Task brief: Show every line of the records below that contains the word "with".

[START]

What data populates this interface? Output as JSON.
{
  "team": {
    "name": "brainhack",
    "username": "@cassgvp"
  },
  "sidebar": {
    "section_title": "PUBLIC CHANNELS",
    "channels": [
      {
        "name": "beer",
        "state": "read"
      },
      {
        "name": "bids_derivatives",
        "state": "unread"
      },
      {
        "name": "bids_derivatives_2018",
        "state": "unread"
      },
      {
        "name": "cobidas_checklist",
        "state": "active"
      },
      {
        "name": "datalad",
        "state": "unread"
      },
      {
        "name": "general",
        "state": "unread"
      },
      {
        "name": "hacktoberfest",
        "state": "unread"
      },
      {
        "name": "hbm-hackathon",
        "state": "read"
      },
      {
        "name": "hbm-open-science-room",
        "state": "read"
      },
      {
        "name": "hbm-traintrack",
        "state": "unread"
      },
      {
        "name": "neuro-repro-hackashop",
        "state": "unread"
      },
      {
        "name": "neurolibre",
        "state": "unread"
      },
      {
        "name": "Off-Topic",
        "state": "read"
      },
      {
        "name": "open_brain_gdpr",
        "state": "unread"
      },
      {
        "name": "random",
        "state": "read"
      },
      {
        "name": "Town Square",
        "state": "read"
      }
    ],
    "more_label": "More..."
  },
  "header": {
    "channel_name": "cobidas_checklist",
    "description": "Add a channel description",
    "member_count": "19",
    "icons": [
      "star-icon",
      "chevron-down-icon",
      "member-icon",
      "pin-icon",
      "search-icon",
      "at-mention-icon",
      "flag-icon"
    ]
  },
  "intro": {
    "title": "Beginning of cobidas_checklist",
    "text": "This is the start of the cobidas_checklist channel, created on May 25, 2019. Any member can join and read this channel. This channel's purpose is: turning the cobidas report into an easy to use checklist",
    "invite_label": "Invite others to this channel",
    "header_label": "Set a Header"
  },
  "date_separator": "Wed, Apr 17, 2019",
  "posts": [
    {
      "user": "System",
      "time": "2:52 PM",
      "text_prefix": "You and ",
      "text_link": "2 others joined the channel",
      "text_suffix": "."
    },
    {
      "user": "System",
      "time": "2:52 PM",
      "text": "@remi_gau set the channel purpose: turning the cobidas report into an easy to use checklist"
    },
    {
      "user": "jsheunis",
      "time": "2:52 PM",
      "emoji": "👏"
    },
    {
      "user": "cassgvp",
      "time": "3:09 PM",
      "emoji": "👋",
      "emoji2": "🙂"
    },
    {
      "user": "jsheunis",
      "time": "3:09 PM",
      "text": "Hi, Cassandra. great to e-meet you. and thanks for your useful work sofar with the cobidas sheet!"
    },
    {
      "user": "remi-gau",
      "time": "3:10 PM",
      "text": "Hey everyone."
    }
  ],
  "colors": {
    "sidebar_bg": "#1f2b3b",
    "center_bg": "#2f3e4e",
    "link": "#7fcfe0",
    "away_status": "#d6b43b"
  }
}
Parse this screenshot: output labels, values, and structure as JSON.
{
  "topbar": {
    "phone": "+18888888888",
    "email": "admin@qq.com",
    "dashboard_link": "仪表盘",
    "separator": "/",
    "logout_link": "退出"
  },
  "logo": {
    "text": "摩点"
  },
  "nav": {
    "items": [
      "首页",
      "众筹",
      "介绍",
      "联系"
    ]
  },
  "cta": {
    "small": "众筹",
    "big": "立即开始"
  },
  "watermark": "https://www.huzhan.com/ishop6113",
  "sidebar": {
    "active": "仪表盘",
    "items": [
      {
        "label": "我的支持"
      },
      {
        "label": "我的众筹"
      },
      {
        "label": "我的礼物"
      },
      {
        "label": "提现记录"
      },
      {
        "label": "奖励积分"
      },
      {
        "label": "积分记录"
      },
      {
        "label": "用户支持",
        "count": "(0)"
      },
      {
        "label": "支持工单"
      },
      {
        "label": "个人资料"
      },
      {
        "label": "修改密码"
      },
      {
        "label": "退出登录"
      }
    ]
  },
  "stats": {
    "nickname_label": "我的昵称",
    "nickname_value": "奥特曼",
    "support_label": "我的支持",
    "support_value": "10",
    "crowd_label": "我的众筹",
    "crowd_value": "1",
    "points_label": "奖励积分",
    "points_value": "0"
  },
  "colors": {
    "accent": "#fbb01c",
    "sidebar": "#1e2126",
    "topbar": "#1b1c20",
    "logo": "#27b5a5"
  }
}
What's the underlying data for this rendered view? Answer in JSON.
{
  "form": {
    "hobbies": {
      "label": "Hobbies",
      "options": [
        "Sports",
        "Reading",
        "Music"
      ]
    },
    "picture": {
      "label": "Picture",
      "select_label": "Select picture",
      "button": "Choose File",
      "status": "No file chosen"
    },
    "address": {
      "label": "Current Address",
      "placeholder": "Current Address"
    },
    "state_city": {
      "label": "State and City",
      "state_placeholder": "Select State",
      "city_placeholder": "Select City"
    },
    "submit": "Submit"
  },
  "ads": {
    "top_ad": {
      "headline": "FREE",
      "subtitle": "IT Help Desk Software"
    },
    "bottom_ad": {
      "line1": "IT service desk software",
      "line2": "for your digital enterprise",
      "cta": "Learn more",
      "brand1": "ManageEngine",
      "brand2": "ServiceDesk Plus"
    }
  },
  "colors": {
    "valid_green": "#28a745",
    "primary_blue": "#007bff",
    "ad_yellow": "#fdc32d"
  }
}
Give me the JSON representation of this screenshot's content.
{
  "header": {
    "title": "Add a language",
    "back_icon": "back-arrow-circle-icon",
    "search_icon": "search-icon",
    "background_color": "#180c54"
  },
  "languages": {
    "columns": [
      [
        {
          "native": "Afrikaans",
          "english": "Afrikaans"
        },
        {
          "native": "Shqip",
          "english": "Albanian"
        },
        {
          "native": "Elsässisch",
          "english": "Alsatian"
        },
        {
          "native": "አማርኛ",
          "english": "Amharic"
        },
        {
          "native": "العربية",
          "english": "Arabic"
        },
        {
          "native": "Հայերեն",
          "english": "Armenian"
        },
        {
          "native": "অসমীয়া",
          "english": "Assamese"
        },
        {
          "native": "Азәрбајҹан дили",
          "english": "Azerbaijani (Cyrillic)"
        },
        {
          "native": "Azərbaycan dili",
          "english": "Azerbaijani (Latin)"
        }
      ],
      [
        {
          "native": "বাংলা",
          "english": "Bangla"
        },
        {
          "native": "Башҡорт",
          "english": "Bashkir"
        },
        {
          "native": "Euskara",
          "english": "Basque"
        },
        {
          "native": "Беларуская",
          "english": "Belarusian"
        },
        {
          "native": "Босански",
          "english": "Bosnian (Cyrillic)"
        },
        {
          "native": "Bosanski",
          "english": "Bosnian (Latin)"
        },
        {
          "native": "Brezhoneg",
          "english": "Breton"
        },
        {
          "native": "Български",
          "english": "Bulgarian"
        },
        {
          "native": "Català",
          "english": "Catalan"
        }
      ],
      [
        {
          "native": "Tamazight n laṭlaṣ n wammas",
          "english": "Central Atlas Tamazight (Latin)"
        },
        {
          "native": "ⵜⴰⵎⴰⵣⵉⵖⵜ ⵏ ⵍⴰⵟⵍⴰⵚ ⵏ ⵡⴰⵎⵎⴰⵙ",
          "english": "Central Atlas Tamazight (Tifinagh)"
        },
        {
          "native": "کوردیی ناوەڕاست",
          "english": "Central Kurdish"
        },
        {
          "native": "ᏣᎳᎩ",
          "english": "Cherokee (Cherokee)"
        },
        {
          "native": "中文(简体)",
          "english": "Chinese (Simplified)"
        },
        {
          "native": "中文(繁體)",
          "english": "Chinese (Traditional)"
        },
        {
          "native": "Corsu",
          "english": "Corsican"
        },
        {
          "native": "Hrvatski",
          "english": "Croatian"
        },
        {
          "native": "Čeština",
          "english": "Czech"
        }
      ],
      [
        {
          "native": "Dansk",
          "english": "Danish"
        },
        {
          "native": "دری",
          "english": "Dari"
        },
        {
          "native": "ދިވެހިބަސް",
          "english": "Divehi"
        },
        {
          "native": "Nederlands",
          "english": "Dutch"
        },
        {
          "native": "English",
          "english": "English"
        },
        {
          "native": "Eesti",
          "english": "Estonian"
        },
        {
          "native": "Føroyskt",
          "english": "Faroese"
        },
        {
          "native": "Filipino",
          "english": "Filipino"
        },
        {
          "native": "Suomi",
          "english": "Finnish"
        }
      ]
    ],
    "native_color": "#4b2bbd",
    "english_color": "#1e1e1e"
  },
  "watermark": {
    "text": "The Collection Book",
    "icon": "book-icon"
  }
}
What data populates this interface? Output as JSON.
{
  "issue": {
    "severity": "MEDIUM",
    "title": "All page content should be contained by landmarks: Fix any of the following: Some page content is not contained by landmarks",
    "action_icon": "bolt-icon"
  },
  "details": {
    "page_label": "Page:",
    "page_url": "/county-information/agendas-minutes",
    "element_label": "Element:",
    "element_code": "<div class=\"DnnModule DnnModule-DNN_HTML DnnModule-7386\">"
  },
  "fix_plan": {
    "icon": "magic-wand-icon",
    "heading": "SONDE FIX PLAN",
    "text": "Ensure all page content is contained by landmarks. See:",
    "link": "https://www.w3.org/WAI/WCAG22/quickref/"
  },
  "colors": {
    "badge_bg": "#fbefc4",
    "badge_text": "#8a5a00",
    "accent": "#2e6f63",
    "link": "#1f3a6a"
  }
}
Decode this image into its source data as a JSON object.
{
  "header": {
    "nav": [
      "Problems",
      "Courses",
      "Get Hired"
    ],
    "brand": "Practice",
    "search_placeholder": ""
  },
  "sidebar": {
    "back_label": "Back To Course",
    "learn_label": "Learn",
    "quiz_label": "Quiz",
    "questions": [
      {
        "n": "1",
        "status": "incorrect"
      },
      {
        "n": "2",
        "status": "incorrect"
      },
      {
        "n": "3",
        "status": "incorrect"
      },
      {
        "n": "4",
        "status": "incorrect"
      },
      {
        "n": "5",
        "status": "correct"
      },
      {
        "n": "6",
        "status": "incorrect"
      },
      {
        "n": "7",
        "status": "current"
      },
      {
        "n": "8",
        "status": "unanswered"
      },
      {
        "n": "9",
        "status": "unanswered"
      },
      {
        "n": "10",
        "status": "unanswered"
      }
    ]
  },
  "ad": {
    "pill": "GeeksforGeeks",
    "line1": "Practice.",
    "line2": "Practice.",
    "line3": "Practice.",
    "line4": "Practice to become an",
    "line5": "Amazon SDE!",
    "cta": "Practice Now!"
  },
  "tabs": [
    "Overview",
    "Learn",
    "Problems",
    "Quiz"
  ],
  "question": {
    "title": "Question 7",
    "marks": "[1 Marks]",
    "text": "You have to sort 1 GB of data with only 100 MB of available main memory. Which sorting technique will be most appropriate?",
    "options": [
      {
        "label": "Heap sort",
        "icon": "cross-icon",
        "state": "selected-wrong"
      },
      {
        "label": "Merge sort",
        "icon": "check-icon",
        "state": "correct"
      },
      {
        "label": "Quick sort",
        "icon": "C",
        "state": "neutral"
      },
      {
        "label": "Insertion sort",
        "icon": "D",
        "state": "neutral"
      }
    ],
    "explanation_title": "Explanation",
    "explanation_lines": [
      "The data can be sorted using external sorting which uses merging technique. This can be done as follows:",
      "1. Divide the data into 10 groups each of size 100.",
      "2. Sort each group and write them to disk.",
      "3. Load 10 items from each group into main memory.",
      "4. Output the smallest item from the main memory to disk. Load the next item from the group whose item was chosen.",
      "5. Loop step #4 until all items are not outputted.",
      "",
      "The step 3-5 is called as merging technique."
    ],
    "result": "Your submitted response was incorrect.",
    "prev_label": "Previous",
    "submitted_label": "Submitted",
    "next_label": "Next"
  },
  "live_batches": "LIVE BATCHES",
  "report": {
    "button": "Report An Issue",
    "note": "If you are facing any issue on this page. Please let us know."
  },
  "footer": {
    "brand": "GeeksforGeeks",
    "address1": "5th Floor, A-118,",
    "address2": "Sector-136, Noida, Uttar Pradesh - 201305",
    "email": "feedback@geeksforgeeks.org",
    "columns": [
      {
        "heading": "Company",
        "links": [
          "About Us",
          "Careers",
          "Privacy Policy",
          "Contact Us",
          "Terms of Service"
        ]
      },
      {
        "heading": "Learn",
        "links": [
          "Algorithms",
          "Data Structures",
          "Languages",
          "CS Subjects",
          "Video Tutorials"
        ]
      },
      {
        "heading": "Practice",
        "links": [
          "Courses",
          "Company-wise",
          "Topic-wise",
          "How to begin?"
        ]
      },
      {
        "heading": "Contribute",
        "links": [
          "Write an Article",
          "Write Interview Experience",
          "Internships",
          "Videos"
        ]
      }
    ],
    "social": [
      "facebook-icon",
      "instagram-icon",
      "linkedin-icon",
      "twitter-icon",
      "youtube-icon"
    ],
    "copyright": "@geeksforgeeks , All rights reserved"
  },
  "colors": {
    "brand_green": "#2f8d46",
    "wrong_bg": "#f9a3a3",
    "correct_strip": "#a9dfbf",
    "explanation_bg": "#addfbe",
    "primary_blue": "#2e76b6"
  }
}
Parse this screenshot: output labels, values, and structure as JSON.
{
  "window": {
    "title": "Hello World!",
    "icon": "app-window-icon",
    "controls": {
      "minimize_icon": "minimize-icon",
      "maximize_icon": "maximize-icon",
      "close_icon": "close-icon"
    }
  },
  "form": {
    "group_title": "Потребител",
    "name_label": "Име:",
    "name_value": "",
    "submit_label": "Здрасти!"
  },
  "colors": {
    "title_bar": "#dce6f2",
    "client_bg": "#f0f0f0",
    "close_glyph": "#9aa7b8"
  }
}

[END]

Output below:
      "text": "Hi, Cassandra. great to e-meet you. and thanks for your useful work sofar with the cobidas sheet!"
    "text": "You have to sort 1 GB of data with only 100 MB of available main memory. Which sorting technique will be most appropriate?",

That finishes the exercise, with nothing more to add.